** START Data records **
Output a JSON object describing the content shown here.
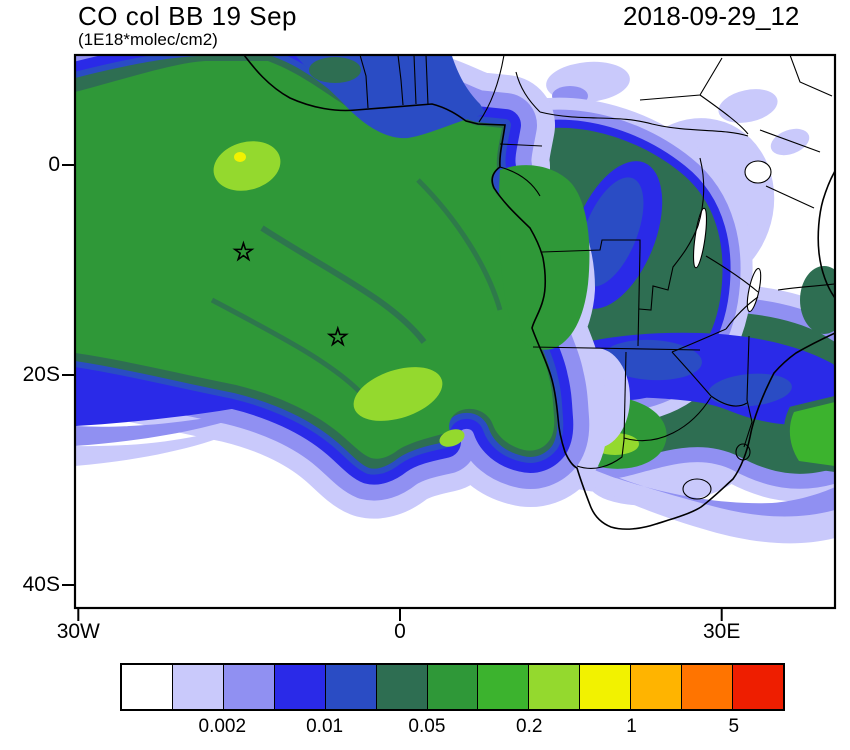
{
  "header": {
    "title": "CO col BB 19 Sep",
    "subtitle": "(1E18*molec/cm2)",
    "timestamp": "2018-09-29_12"
  },
  "chart_data": {
    "type": "heatmap",
    "subtype": "filled-contour-map",
    "title": "CO col BB 19 Sep",
    "units": "1E18*molec/cm2",
    "timestamp": "2018-09-29_12",
    "region": "South Atlantic Ocean and southern Africa biomass-burning CO column plume",
    "projection": "lat-lon",
    "lon_range": [
      -30.3,
      40.5
    ],
    "lat_range": [
      -42.7,
      10.5
    ],
    "grid": false,
    "legend_position": "bottom",
    "x_axis": {
      "ticks": [
        {
          "value": -30,
          "label": "30W"
        },
        {
          "value": 0,
          "label": "0"
        },
        {
          "value": 30,
          "label": "30E"
        }
      ]
    },
    "y_axis": {
      "ticks": [
        {
          "value": 0,
          "label": "0"
        },
        {
          "value": -20,
          "label": "20S"
        },
        {
          "value": -40,
          "label": "40S"
        }
      ]
    },
    "colorbar": {
      "levels": [
        0.001,
        0.002,
        0.005,
        0.01,
        0.02,
        0.05,
        0.1,
        0.2,
        0.5,
        1,
        2,
        5
      ],
      "colors": [
        "#ffffff",
        "#c9c9fb",
        "#9090f2",
        "#2a2ae8",
        "#2a4cc4",
        "#2e6e52",
        "#2f9838",
        "#3cb32e",
        "#94d92e",
        "#f2f200",
        "#ffb400",
        "#ff7400",
        "#ee1e00"
      ],
      "ticks": [
        {
          "label": "0.002",
          "boundary": 2
        },
        {
          "label": "0.01",
          "boundary": 4
        },
        {
          "label": "0.05",
          "boundary": 6
        },
        {
          "label": "0.2",
          "boundary": 8
        },
        {
          "label": "1",
          "boundary": 10
        },
        {
          "label": "5",
          "boundary": 12
        }
      ]
    },
    "markers": [
      {
        "type": "star",
        "lon": -14.6,
        "lat": -8.3
      },
      {
        "type": "star",
        "lon": -5.8,
        "lat": -16.4
      }
    ],
    "description": "CO column plume (0.05-0.5E18 molec/cm2) over the South Atlantic off Angola/Namibia, local maxima near 15W/0S and 5W/18S, elevated values over central and southern Africa, low background over East Africa and the subtropical south."
  }
}
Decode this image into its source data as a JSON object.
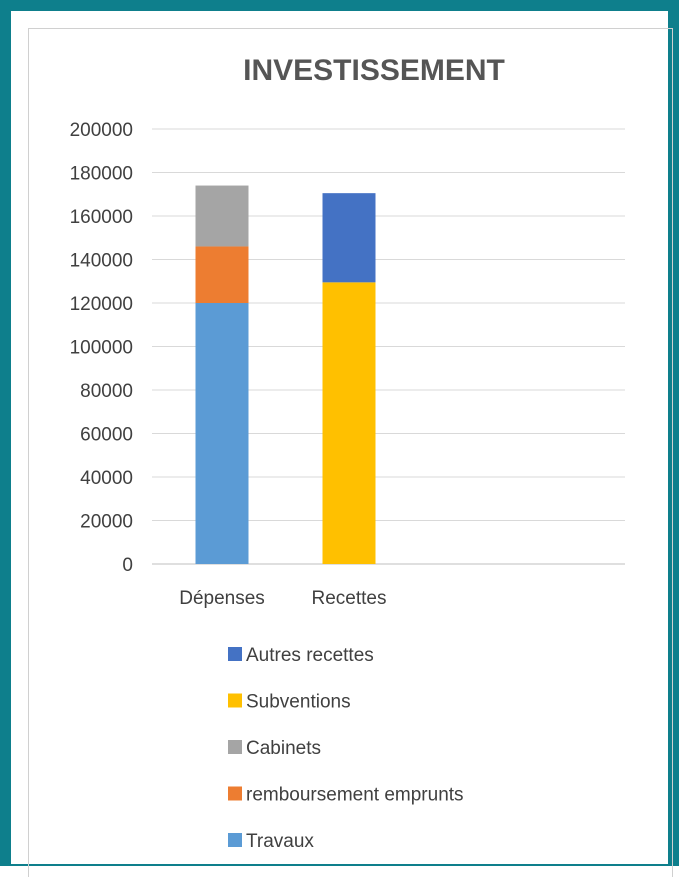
{
  "chart_data": {
    "type": "bar",
    "stacked": true,
    "title": "INVESTISSEMENT",
    "xlabel": "",
    "ylabel": "",
    "categories": [
      "Dépenses",
      "Recettes"
    ],
    "ylim": [
      0,
      200000
    ],
    "yticks": [
      0,
      20000,
      40000,
      60000,
      80000,
      100000,
      120000,
      140000,
      160000,
      180000,
      200000
    ],
    "grid": true,
    "legend_position": "bottom",
    "series": [
      {
        "name": "Travaux",
        "color": "#5b9bd5",
        "values": [
          120000,
          0
        ]
      },
      {
        "name": "remboursement emprunts",
        "color": "#ed7d31",
        "values": [
          26000,
          0
        ]
      },
      {
        "name": "Cabinets",
        "color": "#a5a5a5",
        "values": [
          28000,
          0
        ]
      },
      {
        "name": "Subventions",
        "color": "#ffc000",
        "values": [
          0,
          129500
        ]
      },
      {
        "name": "Autres recettes",
        "color": "#4472c4",
        "values": [
          0,
          41000
        ]
      }
    ],
    "legend_order": [
      "Autres recettes",
      "Subventions",
      "Cabinets",
      "remboursement emprunts",
      "Travaux"
    ]
  }
}
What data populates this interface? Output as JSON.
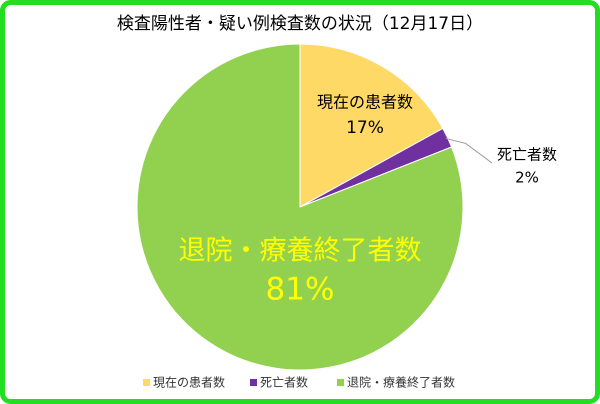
{
  "chart_data": {
    "type": "pie",
    "title": "検査陽性者・疑い例検査数の状況（12月17日）",
    "categories": [
      "現在の患者数",
      "死亡者数",
      "退院・療養終了者数"
    ],
    "values": [
      17,
      2,
      81
    ],
    "value_labels": [
      "17%",
      "2%",
      "81%"
    ],
    "colors": [
      "#ffd966",
      "#7030a0",
      "#92d050"
    ],
    "legend": "bottom"
  }
}
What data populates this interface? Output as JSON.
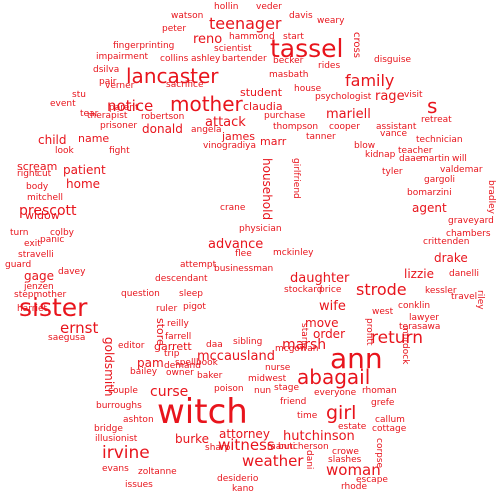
{
  "color": "#e8141c",
  "words": [
    "hollin",
    "veder",
    "watson",
    "davis",
    "weary",
    "peter",
    "teenager",
    "hammond",
    "start",
    "fingerprinting",
    "tassel",
    "scientist",
    "collins",
    "ashley",
    "bartender",
    "becker",
    "rides",
    "disguise",
    "impairment",
    "reno",
    "dsilva",
    "lancaster",
    "masbath",
    "sacrifice",
    "family",
    "verner",
    "pair",
    "house",
    "stu",
    "visit",
    "psychologist",
    "event",
    "mother",
    "student",
    "parent",
    "claudia",
    "rage",
    "tear",
    "notice",
    "therapist",
    "s",
    "robertson",
    "mariell",
    "retreat",
    "prisoner",
    "donald",
    "attack",
    "purchase",
    "assistant",
    "vance",
    "angela",
    "thompson",
    "cooper",
    "cross",
    "name",
    "james",
    "marr",
    "tanner",
    "technician",
    "child",
    "blow",
    "look",
    "fight",
    "vinogradiya",
    "teacher",
    "kidnap",
    "daae",
    "martin",
    "will",
    "scream",
    "patient",
    "right",
    "cut",
    "tyler",
    "valdemar",
    "gargoli",
    "body",
    "home",
    "girlfriend",
    "bomarzini",
    "mitchell",
    "household",
    "agent",
    "prescott",
    "crane",
    "graveyard",
    "widow",
    "bradley",
    "chambers",
    "turn",
    "colby",
    "physician",
    "crittenden",
    "exit",
    "panic",
    "advance",
    "flee",
    "mckinley",
    "stravelli",
    "drake",
    "guard",
    "attempt",
    "businessman",
    "daughter",
    "lizzie",
    "danelli",
    "davey",
    "gage",
    "descendant",
    "strode",
    "jenzen",
    "stockard",
    "price",
    "kessler",
    "stepmother",
    "question",
    "sleep",
    "travel",
    "sister",
    "conklin",
    "harriet",
    "ruler",
    "pigot",
    "move",
    "wife",
    "west",
    "riley",
    "ernst",
    "reilly",
    "lawyer",
    "saegusa",
    "terasawa",
    "farrell",
    "store",
    "order",
    "return",
    "profitt",
    "garrett",
    "editor",
    "daa",
    "marsh",
    "starie",
    "goldsmith",
    "mcgowan",
    "sibling",
    "trip",
    "pam",
    "spellbook",
    "mccausland",
    "murdock",
    "bailey",
    "demand",
    "nurse",
    "ann",
    "owner",
    "baker",
    "midwest",
    "curse",
    "abagail",
    "couple",
    "poison",
    "nun",
    "rhoman",
    "burroughs",
    "stage",
    "witch",
    "grefe",
    "friend",
    "everyone",
    "girl",
    "ashton",
    "time",
    "estate",
    "callum",
    "bridge",
    "cottage",
    "illusionist",
    "attorney",
    "hutchinson",
    "burke",
    "sharp",
    "manni",
    "butcherson",
    "irvine",
    "corpse",
    "crowe",
    "slashes",
    "dani",
    "witness",
    "weather",
    "woman",
    "evans",
    "zoltanne",
    "desiderio",
    "escape",
    "issues",
    "kano",
    "rhode"
  ]
}
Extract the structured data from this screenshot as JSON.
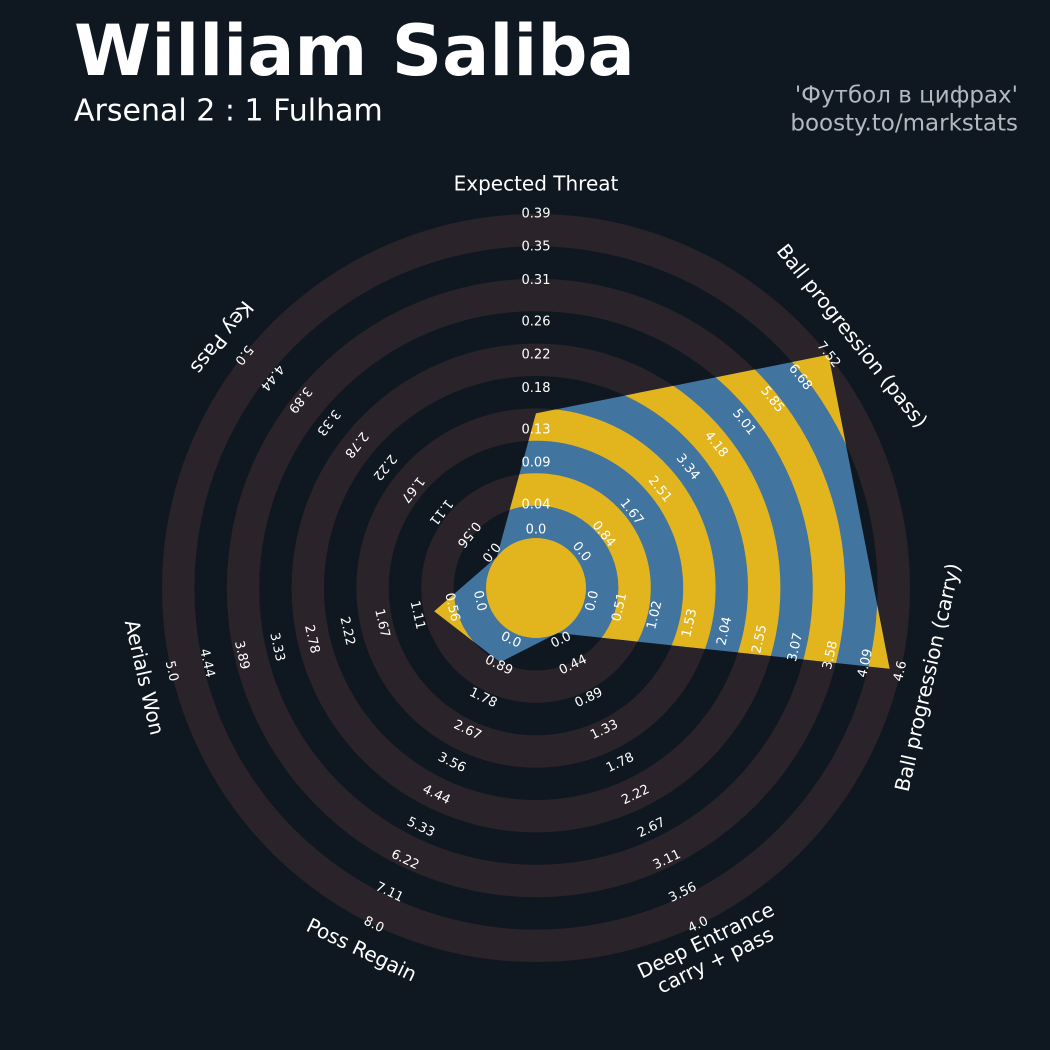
{
  "chart_data": {
    "type": "radar",
    "title": "William Saliba",
    "subtitle": "Arsenal 2 : 1 Fulham",
    "credits": [
      "'Футбол в цифрах'",
      "boosty.to/markstats"
    ],
    "categories": [
      "Expected Threat",
      "Ball progression (pass)",
      "Ball progression (carry)",
      [
        "Deep Entrance",
        "carry + pass"
      ],
      "Poss Regain",
      "Aerials Won",
      "Key Pass"
    ],
    "values": [
      0.15,
      7.52,
      4.44,
      0,
      0.8,
      0.84,
      0
    ],
    "axis_ticks": [
      [
        {
          "value": 0,
          "label": "0.0"
        },
        0.04,
        0.09,
        0.13,
        0.18,
        0.22,
        0.26,
        0.31,
        0.35,
        0.39
      ],
      [
        {
          "value": 0,
          "label": "0.0"
        },
        0.84,
        1.67,
        2.51,
        3.34,
        4.18,
        5.01,
        5.85,
        6.68,
        7.52
      ],
      [
        {
          "value": 0,
          "label": "0.0"
        },
        0.51,
        1.02,
        1.53,
        2.04,
        2.55,
        3.07,
        3.58,
        4.09,
        4.6
      ],
      [
        {
          "value": 0,
          "label": "0.0"
        },
        0.44,
        0.89,
        1.33,
        1.78,
        2.22,
        2.67,
        3.11,
        3.56,
        {
          "value": 4,
          "label": "4.0"
        }
      ],
      [
        {
          "value": 0,
          "label": "0.0"
        },
        0.89,
        1.78,
        2.67,
        3.56,
        4.44,
        5.33,
        6.22,
        7.11,
        {
          "value": 8,
          "label": "8.0"
        }
      ],
      [
        {
          "value": 0,
          "label": "0.0"
        },
        0.56,
        1.11,
        1.67,
        2.22,
        2.78,
        3.33,
        3.89,
        4.44,
        {
          "value": 5,
          "label": "5.0"
        }
      ],
      [
        {
          "value": 0,
          "label": "0.0"
        },
        0.56,
        1.11,
        1.67,
        2.22,
        2.78,
        3.33,
        3.89,
        4.44,
        {
          "value": 5,
          "label": "5.0"
        }
      ]
    ],
    "polygon_color": "#4274a0",
    "highlight_color": "#e2b51e",
    "ring_color": "#2a2329"
  }
}
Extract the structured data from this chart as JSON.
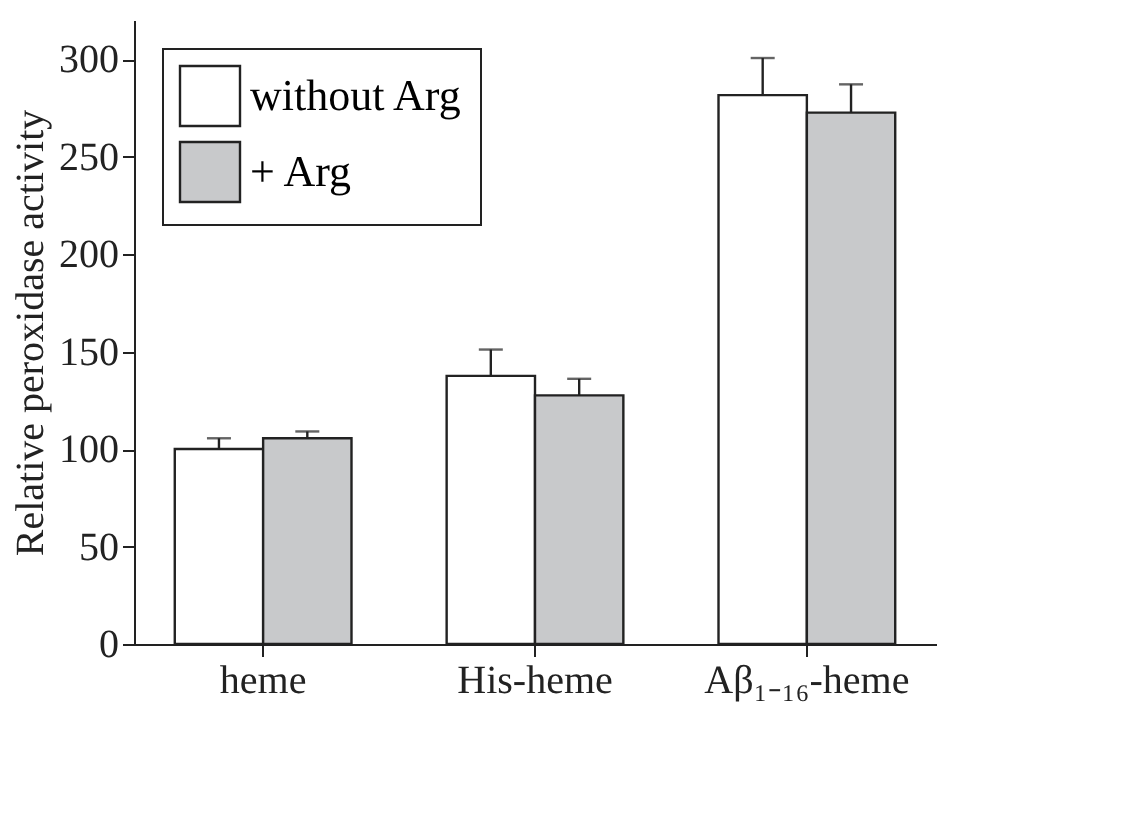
{
  "chart_data": {
    "type": "bar",
    "ylabel": "Relative peroxidase activity",
    "categories": [
      "heme",
      "His-heme",
      "Aβ₁₋₁₆-heme"
    ],
    "series": [
      {
        "name": "without Arg",
        "color": "#ffffff",
        "values": [
          100,
          137.5,
          281.5
        ],
        "errors": [
          [
            100,
            105.5
          ],
          [
            137.5,
            151
          ],
          [
            281.5,
            300.5
          ]
        ]
      },
      {
        "name": "+ Arg",
        "color": "#c8c9cb",
        "values": [
          105.5,
          127.5,
          272.5
        ],
        "errors": [
          [
            105.5,
            109
          ],
          [
            127.5,
            136
          ],
          [
            272.5,
            287
          ]
        ]
      }
    ],
    "ylim": [
      0,
      320
    ],
    "yticks": [
      0,
      50,
      100,
      150,
      200,
      250,
      300
    ],
    "grid": false,
    "legend": "top left"
  }
}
** END Data records **
What is required: Copy out all lines above that include the string "boundary".

Reply:
          "boundary": 2
          "boundary": 4
          "boundary": 6
          "boundary": 8
          "boundary": 10
          "boundary": 12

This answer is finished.